Your task is to reproduce the material exactly.

-- START SOURCE RECORDS --

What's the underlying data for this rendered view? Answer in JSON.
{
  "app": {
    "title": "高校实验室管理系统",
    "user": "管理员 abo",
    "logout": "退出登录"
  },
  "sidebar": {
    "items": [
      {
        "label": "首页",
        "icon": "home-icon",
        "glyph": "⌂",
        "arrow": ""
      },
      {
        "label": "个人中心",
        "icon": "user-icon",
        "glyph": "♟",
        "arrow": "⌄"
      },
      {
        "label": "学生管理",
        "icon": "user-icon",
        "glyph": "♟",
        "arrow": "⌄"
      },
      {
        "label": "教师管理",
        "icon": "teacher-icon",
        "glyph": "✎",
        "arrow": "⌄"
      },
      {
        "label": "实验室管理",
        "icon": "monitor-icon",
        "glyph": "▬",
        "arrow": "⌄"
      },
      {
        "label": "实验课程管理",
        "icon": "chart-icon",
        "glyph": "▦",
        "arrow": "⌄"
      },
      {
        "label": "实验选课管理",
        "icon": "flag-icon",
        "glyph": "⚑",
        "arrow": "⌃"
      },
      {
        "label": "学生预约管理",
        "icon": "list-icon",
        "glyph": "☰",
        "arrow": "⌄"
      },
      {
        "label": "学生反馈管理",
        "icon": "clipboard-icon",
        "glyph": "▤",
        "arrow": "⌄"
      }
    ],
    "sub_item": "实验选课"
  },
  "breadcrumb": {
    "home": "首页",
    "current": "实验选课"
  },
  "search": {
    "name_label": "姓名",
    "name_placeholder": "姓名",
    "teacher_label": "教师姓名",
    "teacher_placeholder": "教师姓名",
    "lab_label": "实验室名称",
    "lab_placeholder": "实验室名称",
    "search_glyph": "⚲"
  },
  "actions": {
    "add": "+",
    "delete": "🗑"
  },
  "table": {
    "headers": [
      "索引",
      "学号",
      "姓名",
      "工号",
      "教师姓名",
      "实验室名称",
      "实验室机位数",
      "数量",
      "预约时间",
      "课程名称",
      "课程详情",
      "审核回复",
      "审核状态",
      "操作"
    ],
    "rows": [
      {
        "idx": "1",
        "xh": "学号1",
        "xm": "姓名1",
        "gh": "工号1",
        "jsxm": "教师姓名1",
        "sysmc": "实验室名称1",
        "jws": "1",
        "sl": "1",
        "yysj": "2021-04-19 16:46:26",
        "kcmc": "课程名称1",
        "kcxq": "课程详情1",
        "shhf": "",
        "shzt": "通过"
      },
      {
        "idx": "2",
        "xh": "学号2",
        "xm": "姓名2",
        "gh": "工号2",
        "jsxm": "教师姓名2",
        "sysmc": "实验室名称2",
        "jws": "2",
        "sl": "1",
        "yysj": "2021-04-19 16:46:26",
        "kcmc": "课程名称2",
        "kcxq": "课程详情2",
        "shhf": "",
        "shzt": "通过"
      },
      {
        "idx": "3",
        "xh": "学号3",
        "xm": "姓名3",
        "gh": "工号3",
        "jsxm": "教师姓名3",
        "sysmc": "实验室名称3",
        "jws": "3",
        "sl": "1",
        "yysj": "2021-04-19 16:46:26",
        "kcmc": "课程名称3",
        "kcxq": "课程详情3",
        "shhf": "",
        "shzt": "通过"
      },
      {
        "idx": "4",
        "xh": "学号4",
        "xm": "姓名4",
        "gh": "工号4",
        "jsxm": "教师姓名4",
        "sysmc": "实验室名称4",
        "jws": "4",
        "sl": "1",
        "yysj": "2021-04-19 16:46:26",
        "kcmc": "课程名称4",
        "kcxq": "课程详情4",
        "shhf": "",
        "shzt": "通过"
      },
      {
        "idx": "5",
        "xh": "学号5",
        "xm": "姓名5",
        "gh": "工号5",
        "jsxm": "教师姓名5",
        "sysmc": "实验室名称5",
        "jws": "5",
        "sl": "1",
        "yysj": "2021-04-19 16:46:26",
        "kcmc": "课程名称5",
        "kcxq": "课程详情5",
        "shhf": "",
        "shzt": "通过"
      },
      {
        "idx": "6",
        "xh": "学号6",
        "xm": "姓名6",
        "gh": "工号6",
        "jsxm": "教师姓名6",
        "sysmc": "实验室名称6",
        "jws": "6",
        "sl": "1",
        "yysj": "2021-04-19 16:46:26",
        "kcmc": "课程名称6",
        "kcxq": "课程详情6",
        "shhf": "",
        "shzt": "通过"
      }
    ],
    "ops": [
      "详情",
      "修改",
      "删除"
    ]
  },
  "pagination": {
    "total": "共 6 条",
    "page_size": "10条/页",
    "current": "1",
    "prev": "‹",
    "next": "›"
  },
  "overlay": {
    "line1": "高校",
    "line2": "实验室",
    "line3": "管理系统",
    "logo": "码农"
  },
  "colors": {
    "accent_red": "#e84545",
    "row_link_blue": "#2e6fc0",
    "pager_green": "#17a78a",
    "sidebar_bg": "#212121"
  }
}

-- END SOURCE RECORDS --

*COMPLETE ANSWER*:
What's the underlying data for this rendered view? Answer in JSON.
{
  "app": {
    "title": "高校实验室管理系统",
    "user": "管理员 abo",
    "logout": "退出登录"
  },
  "sidebar": {
    "items": [
      {
        "label": "首页",
        "icon": "home-icon",
        "glyph": "⌂",
        "arrow": ""
      },
      {
        "label": "个人中心",
        "icon": "user-icon",
        "glyph": "♟",
        "arrow": "⌄"
      },
      {
        "label": "学生管理",
        "icon": "user-icon",
        "glyph": "♟",
        "arrow": "⌄"
      },
      {
        "label": "教师管理",
        "icon": "teacher-icon",
        "glyph": "✎",
        "arrow": "⌄"
      },
      {
        "label": "实验室管理",
        "icon": "monitor-icon",
        "glyph": "▬",
        "arrow": "⌄"
      },
      {
        "label": "实验课程管理",
        "icon": "chart-icon",
        "glyph": "▦",
        "arrow": "⌄"
      },
      {
        "label": "实验选课管理",
        "icon": "flag-icon",
        "glyph": "⚑",
        "arrow": "⌃"
      },
      {
        "label": "学生预约管理",
        "icon": "list-icon",
        "glyph": "☰",
        "arrow": "⌄"
      },
      {
        "label": "学生反馈管理",
        "icon": "clipboard-icon",
        "glyph": "▤",
        "arrow": "⌄"
      }
    ],
    "sub_item": "实验选课"
  },
  "breadcrumb": {
    "home": "首页",
    "current": "实验选课"
  },
  "search": {
    "name_label": "姓名",
    "name_placeholder": "姓名",
    "teacher_label": "教师姓名",
    "teacher_placeholder": "教师姓名",
    "lab_label": "实验室名称",
    "lab_placeholder": "实验室名称",
    "search_glyph": "⚲"
  },
  "actions": {
    "add": "+",
    "delete": "🗑"
  },
  "table": {
    "headers": [
      "索引",
      "学号",
      "姓名",
      "工号",
      "教师姓名",
      "实验室名称",
      "实验室机位数",
      "数量",
      "预约时间",
      "课程名称",
      "课程详情",
      "审核回复",
      "审核状态",
      "操作"
    ],
    "rows": [
      {
        "idx": "1",
        "xh": "学号1",
        "xm": "姓名1",
        "gh": "工号1",
        "jsxm": "教师姓名1",
        "sysmc": "实验室名称1",
        "jws": "1",
        "sl": "1",
        "yysj": "2021-04-19 16:46:26",
        "kcmc": "课程名称1",
        "kcxq": "课程详情1",
        "shhf": "",
        "shzt": "通过"
      },
      {
        "idx": "2",
        "xh": "学号2",
        "xm": "姓名2",
        "gh": "工号2",
        "jsxm": "教师姓名2",
        "sysmc": "实验室名称2",
        "jws": "2",
        "sl": "1",
        "yysj": "2021-04-19 16:46:26",
        "kcmc": "课程名称2",
        "kcxq": "课程详情2",
        "shhf": "",
        "shzt": "通过"
      },
      {
        "idx": "3",
        "xh": "学号3",
        "xm": "姓名3",
        "gh": "工号3",
        "jsxm": "教师姓名3",
        "sysmc": "实验室名称3",
        "jws": "3",
        "sl": "1",
        "yysj": "2021-04-19 16:46:26",
        "kcmc": "课程名称3",
        "kcxq": "课程详情3",
        "shhf": "",
        "shzt": "通过"
      },
      {
        "idx": "4",
        "xh": "学号4",
        "xm": "姓名4",
        "gh": "工号4",
        "jsxm": "教师姓名4",
        "sysmc": "实验室名称4",
        "jws": "4",
        "sl": "1",
        "yysj": "2021-04-19 16:46:26",
        "kcmc": "课程名称4",
        "kcxq": "课程详情4",
        "shhf": "",
        "shzt": "通过"
      },
      {
        "idx": "5",
        "xh": "学号5",
        "xm": "姓名5",
        "gh": "工号5",
        "jsxm": "教师姓名5",
        "sysmc": "实验室名称5",
        "jws": "5",
        "sl": "1",
        "yysj": "2021-04-19 16:46:26",
        "kcmc": "课程名称5",
        "kcxq": "课程详情5",
        "shhf": "",
        "shzt": "通过"
      },
      {
        "idx": "6",
        "xh": "学号6",
        "xm": "姓名6",
        "gh": "工号6",
        "jsxm": "教师姓名6",
        "sysmc": "实验室名称6",
        "jws": "6",
        "sl": "1",
        "yysj": "2021-04-19 16:46:26",
        "kcmc": "课程名称6",
        "kcxq": "课程详情6",
        "shhf": "",
        "shzt": "通过"
      }
    ],
    "ops": [
      "详情",
      "修改",
      "删除"
    ]
  },
  "pagination": {
    "total": "共 6 条",
    "page_size": "10条/页",
    "current": "1",
    "prev": "‹",
    "next": "›"
  },
  "overlay": {
    "line1": "高校",
    "line2": "实验室",
    "line3": "管理系统",
    "logo": "码农"
  },
  "colors": {
    "accent_red": "#e84545",
    "row_link_blue": "#2e6fc0",
    "pager_green": "#17a78a",
    "sidebar_bg": "#212121"
  }
}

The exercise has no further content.